Exercise:
Return all lines with the word "DepthAnything" in them.
----- Material supplied -----
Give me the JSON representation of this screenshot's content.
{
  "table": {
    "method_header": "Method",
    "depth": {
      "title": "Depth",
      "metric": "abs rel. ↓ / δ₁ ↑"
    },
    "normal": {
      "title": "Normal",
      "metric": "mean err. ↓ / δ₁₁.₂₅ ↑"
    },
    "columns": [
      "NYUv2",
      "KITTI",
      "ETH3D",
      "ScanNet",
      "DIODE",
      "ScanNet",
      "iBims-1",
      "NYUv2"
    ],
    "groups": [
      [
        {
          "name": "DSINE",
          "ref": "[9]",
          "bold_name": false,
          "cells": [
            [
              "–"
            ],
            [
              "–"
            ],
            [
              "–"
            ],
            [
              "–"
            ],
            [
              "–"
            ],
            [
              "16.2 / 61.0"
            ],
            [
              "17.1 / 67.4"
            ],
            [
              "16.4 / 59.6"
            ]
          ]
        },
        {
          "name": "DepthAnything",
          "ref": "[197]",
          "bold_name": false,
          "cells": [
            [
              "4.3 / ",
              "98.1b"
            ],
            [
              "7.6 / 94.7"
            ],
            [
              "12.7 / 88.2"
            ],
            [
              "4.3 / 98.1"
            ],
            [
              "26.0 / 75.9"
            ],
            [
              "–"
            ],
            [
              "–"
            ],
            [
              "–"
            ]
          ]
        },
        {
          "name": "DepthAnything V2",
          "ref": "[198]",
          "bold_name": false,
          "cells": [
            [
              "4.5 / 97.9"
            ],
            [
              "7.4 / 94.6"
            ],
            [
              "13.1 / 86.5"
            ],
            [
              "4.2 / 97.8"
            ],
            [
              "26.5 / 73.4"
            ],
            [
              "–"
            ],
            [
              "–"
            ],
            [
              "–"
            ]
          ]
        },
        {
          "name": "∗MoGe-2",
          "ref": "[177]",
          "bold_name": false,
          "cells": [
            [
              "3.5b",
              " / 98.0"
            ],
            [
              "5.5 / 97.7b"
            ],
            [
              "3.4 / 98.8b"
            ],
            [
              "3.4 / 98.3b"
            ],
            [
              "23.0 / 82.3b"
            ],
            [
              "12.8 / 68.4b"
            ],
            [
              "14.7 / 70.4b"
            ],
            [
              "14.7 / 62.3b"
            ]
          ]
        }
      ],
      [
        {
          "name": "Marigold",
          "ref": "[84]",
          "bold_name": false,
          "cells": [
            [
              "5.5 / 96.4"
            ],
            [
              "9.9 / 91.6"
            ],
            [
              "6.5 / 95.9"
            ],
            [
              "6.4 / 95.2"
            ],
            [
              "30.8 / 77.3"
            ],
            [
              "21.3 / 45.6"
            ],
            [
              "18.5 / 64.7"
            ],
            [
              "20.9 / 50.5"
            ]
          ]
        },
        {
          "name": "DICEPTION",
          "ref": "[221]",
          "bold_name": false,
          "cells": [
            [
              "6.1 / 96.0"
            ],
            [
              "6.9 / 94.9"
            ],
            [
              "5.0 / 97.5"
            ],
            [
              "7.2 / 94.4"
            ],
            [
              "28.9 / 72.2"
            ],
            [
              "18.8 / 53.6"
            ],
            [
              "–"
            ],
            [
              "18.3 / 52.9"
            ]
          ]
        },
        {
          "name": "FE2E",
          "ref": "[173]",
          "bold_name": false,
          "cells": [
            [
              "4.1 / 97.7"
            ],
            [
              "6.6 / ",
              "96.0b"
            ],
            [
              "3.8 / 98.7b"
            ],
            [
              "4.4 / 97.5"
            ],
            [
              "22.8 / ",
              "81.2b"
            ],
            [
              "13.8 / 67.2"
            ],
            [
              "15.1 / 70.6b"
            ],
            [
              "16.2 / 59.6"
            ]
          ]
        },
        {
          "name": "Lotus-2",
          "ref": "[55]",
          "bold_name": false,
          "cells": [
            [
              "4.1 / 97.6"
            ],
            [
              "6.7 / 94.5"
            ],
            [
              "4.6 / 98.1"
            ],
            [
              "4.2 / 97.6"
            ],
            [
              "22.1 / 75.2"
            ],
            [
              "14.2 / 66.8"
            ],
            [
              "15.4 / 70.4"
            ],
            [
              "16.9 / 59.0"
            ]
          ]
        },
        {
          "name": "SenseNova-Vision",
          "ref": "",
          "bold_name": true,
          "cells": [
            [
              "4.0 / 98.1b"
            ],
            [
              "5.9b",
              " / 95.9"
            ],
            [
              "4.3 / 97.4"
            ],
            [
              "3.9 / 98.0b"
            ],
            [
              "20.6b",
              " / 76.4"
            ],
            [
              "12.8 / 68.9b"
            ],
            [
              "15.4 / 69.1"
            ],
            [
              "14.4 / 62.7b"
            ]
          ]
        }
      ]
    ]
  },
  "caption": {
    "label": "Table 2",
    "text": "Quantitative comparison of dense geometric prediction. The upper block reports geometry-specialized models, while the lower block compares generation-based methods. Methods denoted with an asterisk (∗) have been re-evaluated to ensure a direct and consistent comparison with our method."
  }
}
-----
Final answer:
          "name": "DepthAnything",
          "name": "DepthAnything V2",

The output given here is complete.